- [Exercise A]: List the fabrication techniques that the passage on polymer microfluidic systems names for its process flow.

A method to fabricate biocompatible polymer microfluidic systems with integrated electrical and fluid functionality has been established. The process flow utilizes laser ablation, microstenciling, and heat staking as the techniques to realize multi-layered polyimide based microsystems with microchannels, thru and embedded fluid / electrical vias, and metallic electrodes and contact pads. As an application of the fabrication technology, a six layer multi-functional cellular analysis system has been demonstrated. The electrophysiological analysis system contains fluid microchannel / via networks for cell positioning and chemical delivery as well as electrical detectors and electrodes for impedance spectroscopy and patch clamping studies. Multiple layers of 50.8µm thick Kapton® sheets with double-sided polyimide adhesive layers were used as the primary material-of-construction. Microchannels with widths of 400µm as well as thru hole vias with 3.71µm diameters (aspect ratios of over 12:1) were laser ablated through the polyimide sheets using an excimer laser and a CO2 laser. Electrical traces and contact pads with features down to 20µm were defined on the flexible polyimide sheets using microstenciling. The patterned layers were bonded using heat staking at a temperature of 350°C, a pressure of 1.65MPa for 60 minutes. This multi-layer technology can be used to create microfluidic devices for many application areas requiring biocompatibility, relatively high temperature operation, or a flexible substrate material.

- [Source records]:

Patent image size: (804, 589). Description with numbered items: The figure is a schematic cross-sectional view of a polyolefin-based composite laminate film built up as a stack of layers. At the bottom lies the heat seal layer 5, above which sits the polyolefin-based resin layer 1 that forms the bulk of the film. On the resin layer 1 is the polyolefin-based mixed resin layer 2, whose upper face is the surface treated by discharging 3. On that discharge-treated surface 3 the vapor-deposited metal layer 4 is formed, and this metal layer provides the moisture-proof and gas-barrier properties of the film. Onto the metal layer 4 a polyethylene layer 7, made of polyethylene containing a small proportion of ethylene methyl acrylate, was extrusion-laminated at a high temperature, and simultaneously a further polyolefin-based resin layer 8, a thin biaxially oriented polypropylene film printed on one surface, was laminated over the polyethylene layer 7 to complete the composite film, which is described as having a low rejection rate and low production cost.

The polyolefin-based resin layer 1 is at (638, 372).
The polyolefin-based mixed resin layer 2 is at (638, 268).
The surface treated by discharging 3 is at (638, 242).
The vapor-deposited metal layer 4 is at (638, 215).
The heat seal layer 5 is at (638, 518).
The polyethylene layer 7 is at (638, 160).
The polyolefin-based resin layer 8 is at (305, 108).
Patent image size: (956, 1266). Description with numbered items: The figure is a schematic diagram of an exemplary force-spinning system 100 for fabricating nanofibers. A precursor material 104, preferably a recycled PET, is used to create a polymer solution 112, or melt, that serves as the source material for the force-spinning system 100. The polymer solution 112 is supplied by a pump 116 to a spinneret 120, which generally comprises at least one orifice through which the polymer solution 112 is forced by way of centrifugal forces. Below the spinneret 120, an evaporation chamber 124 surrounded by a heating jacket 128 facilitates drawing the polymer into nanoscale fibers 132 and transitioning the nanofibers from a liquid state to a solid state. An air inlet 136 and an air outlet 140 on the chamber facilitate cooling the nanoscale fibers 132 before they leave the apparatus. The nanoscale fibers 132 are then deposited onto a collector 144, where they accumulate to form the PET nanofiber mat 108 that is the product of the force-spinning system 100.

- [Exercise B]: Echo the entries word for word, from their first line through the line containing "The polyolefin-based resin layer 8", with both of those lines included.

- [Right answer A]: Laser ablation, microstenciling, heat staking

- [Right answer B]:
Patent image size: (804, 589). Description with numbered items: The figure is a schematic cross-sectional view of a polyolefin-based composite laminate film built up as a stack of layers. At the bottom lies the heat seal layer 5, above which sits the polyolefin-based resin layer 1 that forms the bulk of the film. On the resin layer 1 is the polyolefin-based mixed resin layer 2, whose upper face is the surface treated by discharging 3. On that discharge-treated surface 3 the vapor-deposited metal layer 4 is formed, and this metal layer provides the moisture-proof and gas-barrier properties of the film. Onto the metal layer 4 a polyethylene layer 7, made of polyethylene containing a small proportion of ethylene methyl acrylate, was extrusion-laminated at a high temperature, and simultaneously a further polyolefin-based resin layer 8, a thin biaxially oriented polypropylene film printed on one surface, was laminated over the polyethylene layer 7 to complete the composite film, which is described as having a low rejection rate and low production cost.

The polyolefin-based resin layer 1 is at (638, 372).
The polyolefin-based mixed resin layer 2 is at (638, 268).
The surface treated by discharging 3 is at (638, 242).
The vapor-deposited metal layer 4 is at (638, 215).
The heat seal layer 5 is at (638, 518).
The polyethylene layer 7 is at (638, 160).
The polyolefin-based resin layer 8 is at (305, 108).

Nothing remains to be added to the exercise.